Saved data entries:
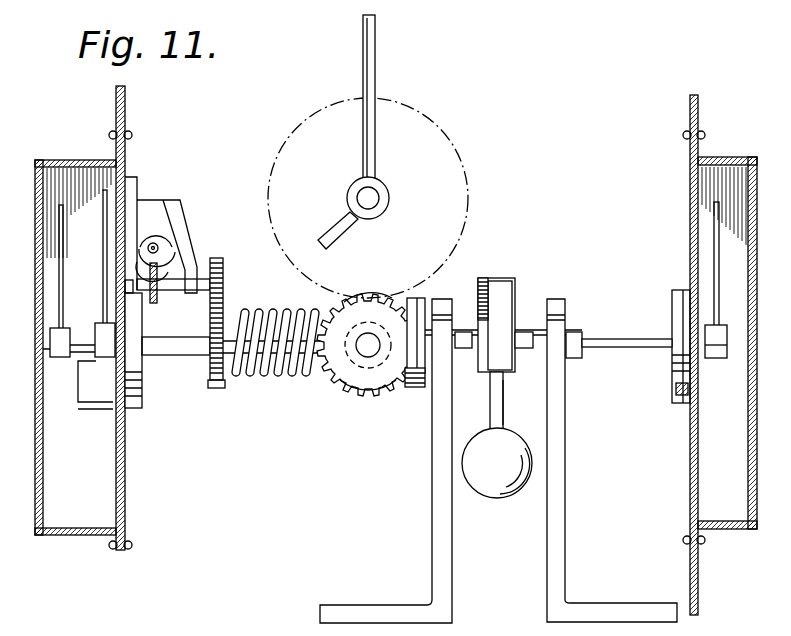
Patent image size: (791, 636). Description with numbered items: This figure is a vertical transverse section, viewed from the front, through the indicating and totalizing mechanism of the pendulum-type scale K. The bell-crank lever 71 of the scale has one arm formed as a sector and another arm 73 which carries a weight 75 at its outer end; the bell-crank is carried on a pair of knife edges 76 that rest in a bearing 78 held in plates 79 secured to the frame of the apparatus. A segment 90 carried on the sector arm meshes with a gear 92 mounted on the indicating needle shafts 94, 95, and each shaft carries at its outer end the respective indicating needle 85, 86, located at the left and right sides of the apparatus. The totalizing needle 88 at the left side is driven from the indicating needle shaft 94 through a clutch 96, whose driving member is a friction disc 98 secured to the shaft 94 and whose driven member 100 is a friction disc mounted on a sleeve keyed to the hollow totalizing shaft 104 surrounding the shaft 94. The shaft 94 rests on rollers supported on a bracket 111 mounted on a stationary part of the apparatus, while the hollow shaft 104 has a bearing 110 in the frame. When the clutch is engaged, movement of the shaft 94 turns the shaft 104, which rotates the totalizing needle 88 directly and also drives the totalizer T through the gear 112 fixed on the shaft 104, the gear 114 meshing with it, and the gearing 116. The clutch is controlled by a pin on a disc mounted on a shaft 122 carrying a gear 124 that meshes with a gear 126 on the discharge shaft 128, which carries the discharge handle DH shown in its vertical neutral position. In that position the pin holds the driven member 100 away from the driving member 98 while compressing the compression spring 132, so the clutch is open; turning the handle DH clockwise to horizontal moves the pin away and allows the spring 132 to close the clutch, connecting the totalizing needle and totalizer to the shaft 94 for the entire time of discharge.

The discharge handle DH is at (376, 80).
The discharge shaft 128 is at (372, 198).
The gear 126 is at (269, 208).
The totalizer T is at (165, 209).
The gearing 116 is at (176, 257).
The gear 114 is at (224, 283).
The totalizing needle 88 is at (104, 246).
The indicating needle 85 is at (62, 298).
The indicating needle shaft 94 is at (80, 345).
The hollow totalizing shaft 104 is at (168, 357).
The bearing 110 is at (140, 382).
The bracket 111 is at (92, 410).
The gear 112 is at (216, 388).
The compression spring 132 is at (256, 376).
The shaft 122 is at (366, 347).
The gear 124 is at (361, 384).
The driven member 100 is at (418, 288).
The friction disc 98 is at (424, 301).
The clutch 96 is at (412, 389).
The plates 79 is at (434, 525).
The knife edges 76 is at (582, 346).
The bell-crank lever 71 is at (500, 312).
The segment 90 is at (483, 283).
The scale K is at (516, 302).
The gear 92 is at (480, 401).
The arm 73 is at (503, 413).
The weight 75 is at (497, 463).
The bearing 78 is at (572, 358).
The indicating needle shaft 95 is at (634, 340).
The indicating needle 86 is at (716, 257).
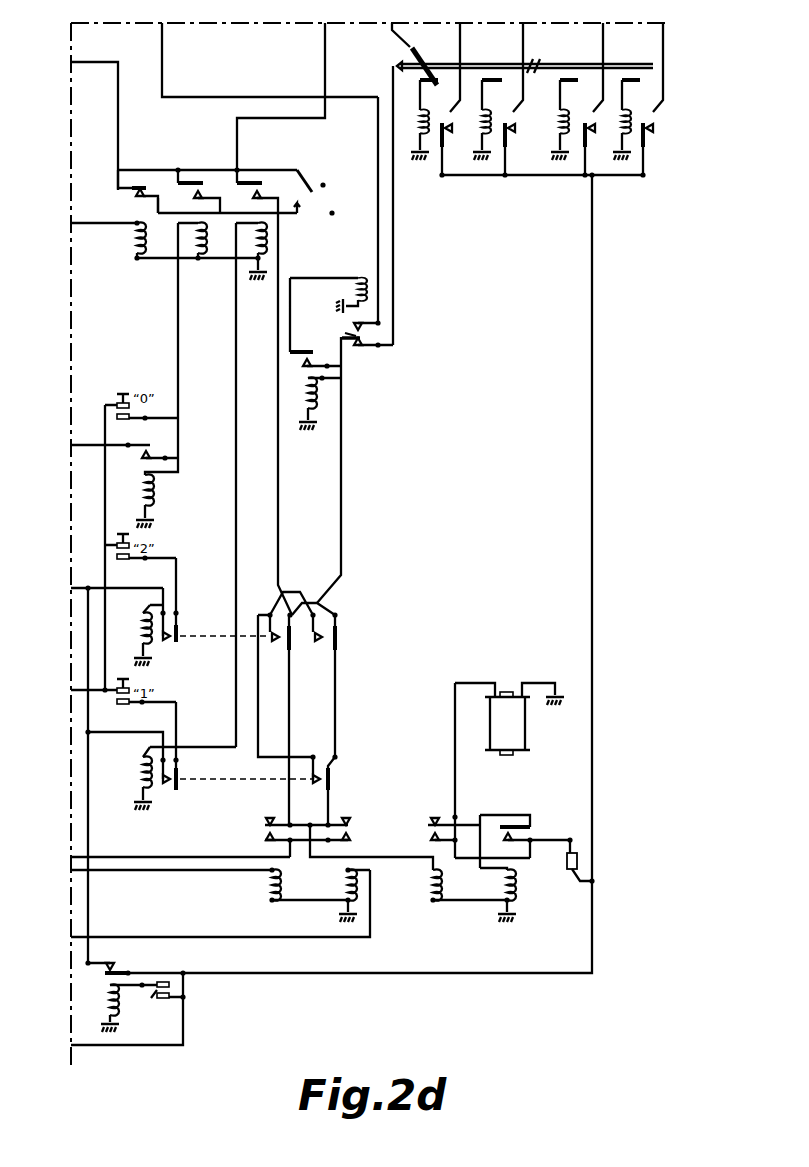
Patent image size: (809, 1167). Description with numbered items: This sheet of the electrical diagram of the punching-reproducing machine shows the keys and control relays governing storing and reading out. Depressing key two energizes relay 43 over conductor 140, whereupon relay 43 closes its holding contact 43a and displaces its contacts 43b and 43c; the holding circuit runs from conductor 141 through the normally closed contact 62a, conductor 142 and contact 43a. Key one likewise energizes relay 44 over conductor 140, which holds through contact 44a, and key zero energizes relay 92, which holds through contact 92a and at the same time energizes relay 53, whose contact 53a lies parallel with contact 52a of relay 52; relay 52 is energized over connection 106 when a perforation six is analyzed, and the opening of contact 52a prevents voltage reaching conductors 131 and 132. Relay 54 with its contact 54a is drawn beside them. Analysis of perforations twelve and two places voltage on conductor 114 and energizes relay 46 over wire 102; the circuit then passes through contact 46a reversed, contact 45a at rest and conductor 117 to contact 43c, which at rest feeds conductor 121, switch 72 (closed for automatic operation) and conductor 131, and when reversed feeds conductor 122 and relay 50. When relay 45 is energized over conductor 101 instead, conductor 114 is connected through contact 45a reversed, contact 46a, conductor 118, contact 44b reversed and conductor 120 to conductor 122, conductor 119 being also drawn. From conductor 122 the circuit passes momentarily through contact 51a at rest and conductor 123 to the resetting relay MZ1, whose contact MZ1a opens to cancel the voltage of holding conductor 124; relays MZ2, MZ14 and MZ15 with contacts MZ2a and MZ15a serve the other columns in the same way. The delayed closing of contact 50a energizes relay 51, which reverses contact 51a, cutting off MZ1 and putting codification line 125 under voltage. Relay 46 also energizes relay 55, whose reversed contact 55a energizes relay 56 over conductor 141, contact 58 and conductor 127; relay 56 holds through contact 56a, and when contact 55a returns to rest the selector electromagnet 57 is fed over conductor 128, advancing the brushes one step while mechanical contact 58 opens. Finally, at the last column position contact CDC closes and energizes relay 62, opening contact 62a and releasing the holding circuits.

The conductor 131 is at (325, 57).
The conductor 132 is at (118, 118).
The codification line 125 is at (378, 234).
The conductor 123 is at (399, 254).
The holding conductor 124 is at (458, 45).
The resetting relay MZ1 is at (435, 91).
The resetting relay contact MZ1a is at (449, 142).
The resetting relay MZ2 is at (498, 91).
The resetting relay contact MZ2a is at (512, 132).
The resetting relay MZ14 is at (577, 99).
The resetting relay MZ15 is at (638, 91).
The resetting relay contact MZ15a is at (652, 134).
The conductor 141 is at (592, 375).
The switch 72 is at (305, 180).
The relay contact 52a is at (150, 185).
The relay contact 53a is at (203, 181).
The relay contact 54a is at (260, 181).
The connection 106 is at (92, 222).
The relay 52 is at (132, 243).
The relay 53 is at (206, 243).
The relay coil 54 is at (270, 243).
The relay 51 is at (367, 273).
The relay contact 51a is at (347, 332).
The relay contact 50a is at (315, 358).
The relay 50 is at (318, 401).
The conductor 122 is at (341, 501).
The conductor 121 is at (278, 501).
The relay contact 92a is at (152, 451).
The relay 92 is at (153, 492).
The conductor 140 is at (105, 579).
The relay 43 is at (138, 630).
The holding contact 43a is at (176, 644).
The conductor 142 is at (89, 838).
The relay 44 is at (138, 775).
The holding contact 44a is at (176, 791).
The relay contact 43b is at (280, 648).
The relay contact 43c is at (320, 646).
The conductor 117 is at (289, 802).
The conductor 119 is at (338, 706).
The conductor 118 is at (329, 803).
The conductor 120 is at (259, 727).
The relay contact 44b is at (327, 763).
The relay contact 45a is at (265, 827).
The relay contact 46a is at (349, 827).
The conductor 114 is at (201, 857).
The conductor 101 is at (203, 872).
The relay 45 is at (266, 893).
The relay 46 is at (342, 885).
The wire 102 is at (370, 930).
The relay 55 is at (428, 885).
The relay 56 is at (502, 885).
The relay contact 55a is at (432, 820).
The conductor 128 is at (457, 780).
The selector electromagnet 57 is at (530, 733).
The holding contact 56a is at (518, 835).
The conductor 127 is at (547, 841).
The mechanical contact 58 is at (574, 872).
The relay contact 62a is at (118, 966).
The relay 62 is at (104, 1000).
The last column contact CDC is at (164, 1001).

_SET TASK_. Locate every line in the material above that contains the word "lever", treating uppercase and lowercase as different, and copy each of those lines in full.

_IN RESPONSE_.
Patent image size: (791, 636). Description with numbered items: This figure is a vertical transverse section, viewed from the front, through the indicating and totalizing mechanism of the pendulum-type scale K. The bell-crank lever 71 of the scale has one arm formed as a sector and another arm 73 which carries a weight 75 at its outer end; the bell-crank is carried on a pair of knife edges 76 that rest in a bearing 78 held in plates 79 secured to the frame of the apparatus. A segment 90 carried on the sector arm meshes with a gear 92 mounted on the indicating needle shafts 94, 95, and each shaft carries at its outer end the respective indicating needle 85, 86, located at the left and right sides of the apparatus. The totalizing needle 88 at the left side is driven from the indicating needle shaft 94 through a clutch 96, whose driving member is a friction disc 98 secured to the shaft 94 and whose driven member 100 is a friction disc mounted on a sleeve keyed to the hollow totalizing shaft 104 surrounding the shaft 94. The shaft 94 rests on rollers supported on a bracket 111 mounted on a stationary part of the apparatus, while the hollow shaft 104 has a bearing 110 in the frame. When the clutch is engaged, movement of the shaft 94 turns the shaft 104, which rotates the totalizing needle 88 directly and also drives the totalizer T through the gear 112 fixed on the shaft 104, the gear 114 meshing with it, and the gearing 116. The clutch is controlled by a pin on a disc mounted on a shaft 122 carrying a gear 124 that meshes with a gear 126 on the discharge shaft 128, which carries the discharge handle DH shown in its vertical neutral position. In that position the pin holds the driven member 100 away from the driving member 98 while compressing the compression spring 132, so the clutch is open; turning the handle DH clockwise to horizontal moves the pin away and allows the spring 132 to close the clutch, connecting the totalizing needle and totalizer to the shaft 94 for the entire time of discharge.
The bell-crank lever 71 is at (500, 312).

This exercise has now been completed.